Task directions =>
Write out all of the data exactly as it appears.

*** Exercise data

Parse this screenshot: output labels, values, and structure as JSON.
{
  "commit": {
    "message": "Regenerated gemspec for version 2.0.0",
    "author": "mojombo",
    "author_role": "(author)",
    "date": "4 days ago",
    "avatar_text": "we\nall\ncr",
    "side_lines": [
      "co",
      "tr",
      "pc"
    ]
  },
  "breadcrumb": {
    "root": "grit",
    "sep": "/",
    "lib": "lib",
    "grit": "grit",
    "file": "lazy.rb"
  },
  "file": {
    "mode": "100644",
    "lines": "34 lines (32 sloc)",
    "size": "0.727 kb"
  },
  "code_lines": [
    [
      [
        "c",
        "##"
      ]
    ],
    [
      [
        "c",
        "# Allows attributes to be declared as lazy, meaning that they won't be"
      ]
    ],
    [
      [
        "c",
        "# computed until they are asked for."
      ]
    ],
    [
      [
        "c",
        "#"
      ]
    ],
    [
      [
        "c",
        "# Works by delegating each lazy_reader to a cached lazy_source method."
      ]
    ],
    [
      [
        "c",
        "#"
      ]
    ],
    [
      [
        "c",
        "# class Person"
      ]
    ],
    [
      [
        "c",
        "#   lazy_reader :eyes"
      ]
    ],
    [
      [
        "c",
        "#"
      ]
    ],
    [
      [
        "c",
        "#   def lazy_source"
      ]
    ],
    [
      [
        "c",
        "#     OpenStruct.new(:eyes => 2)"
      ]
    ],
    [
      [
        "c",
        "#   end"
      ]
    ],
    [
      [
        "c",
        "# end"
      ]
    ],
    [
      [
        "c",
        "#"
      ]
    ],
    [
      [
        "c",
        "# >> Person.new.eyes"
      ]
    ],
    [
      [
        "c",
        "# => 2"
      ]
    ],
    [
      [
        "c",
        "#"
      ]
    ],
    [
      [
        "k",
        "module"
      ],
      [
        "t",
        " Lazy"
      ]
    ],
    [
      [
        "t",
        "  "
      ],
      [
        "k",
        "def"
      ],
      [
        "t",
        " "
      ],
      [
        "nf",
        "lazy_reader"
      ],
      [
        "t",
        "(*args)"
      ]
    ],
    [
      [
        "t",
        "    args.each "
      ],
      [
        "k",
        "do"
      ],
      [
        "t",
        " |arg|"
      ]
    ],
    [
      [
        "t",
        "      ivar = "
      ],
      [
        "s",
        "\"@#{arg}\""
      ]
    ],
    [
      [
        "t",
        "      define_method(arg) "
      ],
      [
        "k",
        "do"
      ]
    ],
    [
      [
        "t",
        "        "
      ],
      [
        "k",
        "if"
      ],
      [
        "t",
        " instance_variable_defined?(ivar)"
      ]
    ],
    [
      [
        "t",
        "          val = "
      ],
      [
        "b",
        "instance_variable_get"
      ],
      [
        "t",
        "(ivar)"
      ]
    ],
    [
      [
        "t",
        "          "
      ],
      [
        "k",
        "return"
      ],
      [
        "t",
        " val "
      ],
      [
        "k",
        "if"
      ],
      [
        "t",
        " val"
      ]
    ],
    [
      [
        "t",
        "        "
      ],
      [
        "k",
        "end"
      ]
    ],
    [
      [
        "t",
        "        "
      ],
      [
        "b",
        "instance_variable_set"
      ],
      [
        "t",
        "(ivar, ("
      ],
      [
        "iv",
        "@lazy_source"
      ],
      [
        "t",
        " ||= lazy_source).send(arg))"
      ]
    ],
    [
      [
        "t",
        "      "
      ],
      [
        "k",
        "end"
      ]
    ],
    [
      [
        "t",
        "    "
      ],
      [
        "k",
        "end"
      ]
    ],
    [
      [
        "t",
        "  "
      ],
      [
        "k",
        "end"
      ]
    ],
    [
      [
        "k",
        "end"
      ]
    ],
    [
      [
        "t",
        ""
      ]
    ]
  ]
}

******

Answer to the problem =>
Parse this screenshot: output labels, values, and structure as JSON.
{
  "commit": {
    "message": "Regenerated gemspec for version 2.0.0",
    "author": "mojombo",
    "author_role": "(author)",
    "date": "4 days ago",
    "avatar_text": "we\nall\ncr",
    "side_lines": [
      "co",
      "tr",
      "pc"
    ]
  },
  "breadcrumb": {
    "root": "grit",
    "sep": "/",
    "lib": "lib",
    "grit": "grit",
    "file": "lazy.rb"
  },
  "file": {
    "mode": "100644",
    "lines": "34 lines (32 sloc)",
    "size": "0.727 kb"
  },
  "code_lines": [
    [
      [
        "c",
        "##"
      ]
    ],
    [
      [
        "c",
        "# Allows attributes to be declared as lazy, meaning that they won't be"
      ]
    ],
    [
      [
        "c",
        "# computed until they are asked for."
      ]
    ],
    [
      [
        "c",
        "#"
      ]
    ],
    [
      [
        "c",
        "# Works by delegating each lazy_reader to a cached lazy_source method."
      ]
    ],
    [
      [
        "c",
        "#"
      ]
    ],
    [
      [
        "c",
        "# class Person"
      ]
    ],
    [
      [
        "c",
        "#   lazy_reader :eyes"
      ]
    ],
    [
      [
        "c",
        "#"
      ]
    ],
    [
      [
        "c",
        "#   def lazy_source"
      ]
    ],
    [
      [
        "c",
        "#     OpenStruct.new(:eyes => 2)"
      ]
    ],
    [
      [
        "c",
        "#   end"
      ]
    ],
    [
      [
        "c",
        "# end"
      ]
    ],
    [
      [
        "c",
        "#"
      ]
    ],
    [
      [
        "c",
        "# >> Person.new.eyes"
      ]
    ],
    [
      [
        "c",
        "# => 2"
      ]
    ],
    [
      [
        "c",
        "#"
      ]
    ],
    [
      [
        "k",
        "module"
      ],
      [
        "t",
        " Lazy"
      ]
    ],
    [
      [
        "t",
        "  "
      ],
      [
        "k",
        "def"
      ],
      [
        "t",
        " "
      ],
      [
        "nf",
        "lazy_reader"
      ],
      [
        "t",
        "(*args)"
      ]
    ],
    [
      [
        "t",
        "    args.each "
      ],
      [
        "k",
        "do"
      ],
      [
        "t",
        " |arg|"
      ]
    ],
    [
      [
        "t",
        "      ivar = "
      ],
      [
        "s",
        "\"@#{arg}\""
      ]
    ],
    [
      [
        "t",
        "      define_method(arg) "
      ],
      [
        "k",
        "do"
      ]
    ],
    [
      [
        "t",
        "        "
      ],
      [
        "k",
        "if"
      ],
      [
        "t",
        " instance_variable_defined?(ivar)"
      ]
    ],
    [
      [
        "t",
        "          val = "
      ],
      [
        "b",
        "instance_variable_get"
      ],
      [
        "t",
        "(ivar)"
      ]
    ],
    [
      [
        "t",
        "          "
      ],
      [
        "k",
        "return"
      ],
      [
        "t",
        " val "
      ],
      [
        "k",
        "if"
      ],
      [
        "t",
        " val"
      ]
    ],
    [
      [
        "t",
        "        "
      ],
      [
        "k",
        "end"
      ]
    ],
    [
      [
        "t",
        "        "
      ],
      [
        "b",
        "instance_variable_set"
      ],
      [
        "t",
        "(ivar, ("
      ],
      [
        "iv",
        "@lazy_source"
      ],
      [
        "t",
        " ||= lazy_source).send(arg))"
      ]
    ],
    [
      [
        "t",
        "      "
      ],
      [
        "k",
        "end"
      ]
    ],
    [
      [
        "t",
        "    "
      ],
      [
        "k",
        "end"
      ]
    ],
    [
      [
        "t",
        "  "
      ],
      [
        "k",
        "end"
      ]
    ],
    [
      [
        "k",
        "end"
      ]
    ],
    [
      [
        "t",
        ""
      ]
    ]
  ]
}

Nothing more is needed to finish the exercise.